▶ [What this task involves]:
Where a line of the material contains the string "关于教育的实习目的", copy that line.

▶ [Extracted information]:
################

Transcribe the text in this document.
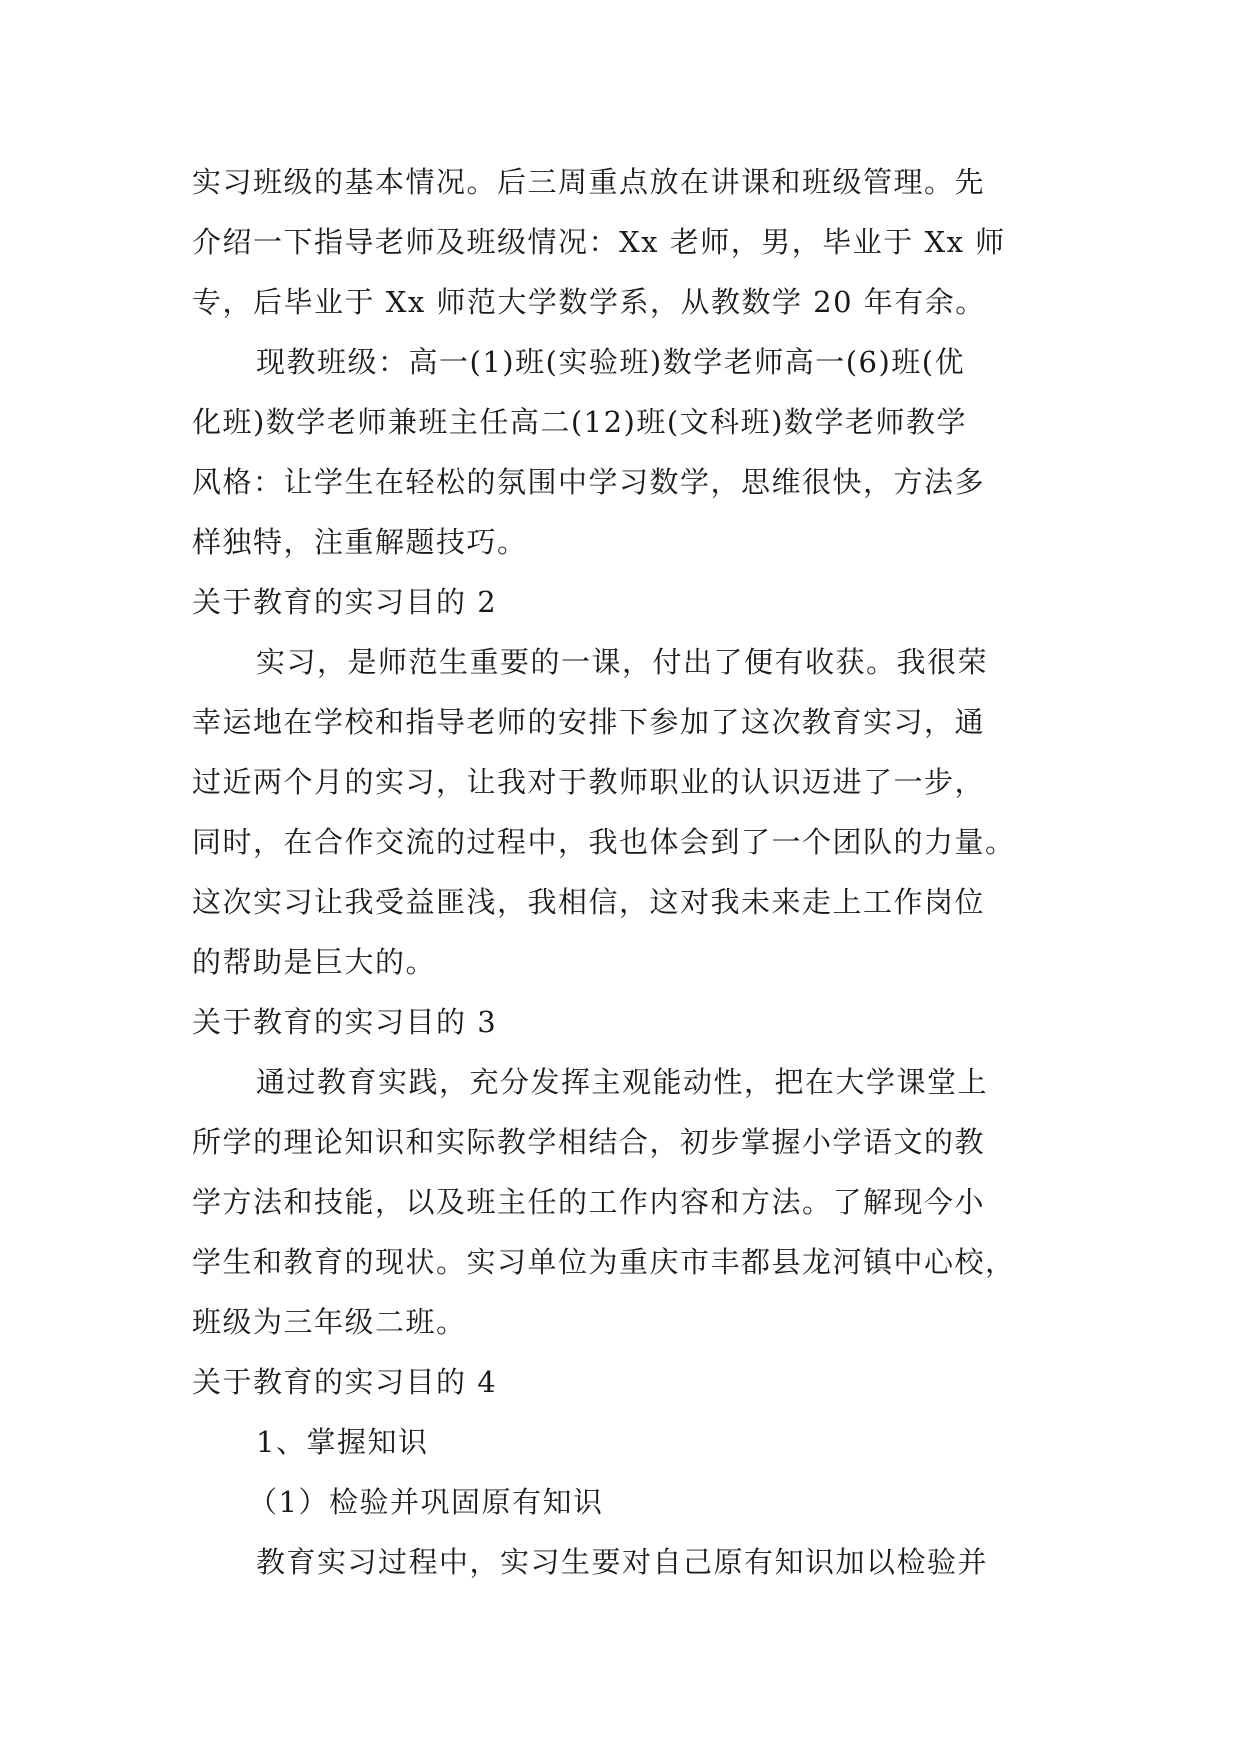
实习班级的基本情况。后三周重点放在讲课和班级管理。先
介绍一下指导老师及班级情况：Xx 老师，男，毕业于 Xx 师
专，后毕业于 Xx 师范大学数学系，从教数学 20 年有余。
现教班级：高一(1)班(实验班)数学老师高一(6)班(优
化班)数学老师兼班主任高二(12)班(文科班)数学老师教学
风格：让学生在轻松的氛围中学习数学，思维很快，方法多
样独特，注重解题技巧。
关于教育的实习目的 2
实习，是师范生重要的一课，付出了便有收获。我很荣
幸运地在学校和指导老师的安排下参加了这次教育实习，通
过近两个月的实习，让我对于教师职业的认识迈进了一步，
同时，在合作交流的过程中，我也体会到了一个团队的力量。
这次实习让我受益匪浅，我相信，这对我未来走上工作岗位
的帮助是巨大的。
关于教育的实习目的 3
通过教育实践，充分发挥主观能动性，把在大学课堂上
所学的理论知识和实际教学相结合，初步掌握小学语文的教
学方法和技能，以及班主任的工作内容和方法。了解现今小
学生和教育的现状。实习单位为重庆市丰都县龙河镇中心校，
班级为三年级二班。
关于教育的实习目的 4
1、掌握知识
（1）检验并巩固原有知识
教育实习过程中，实习生要对自己原有知识加以检验并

################

▶ [In response]:
关于教育的实习目的 2
关于教育的实习目的 3
关于教育的实习目的 4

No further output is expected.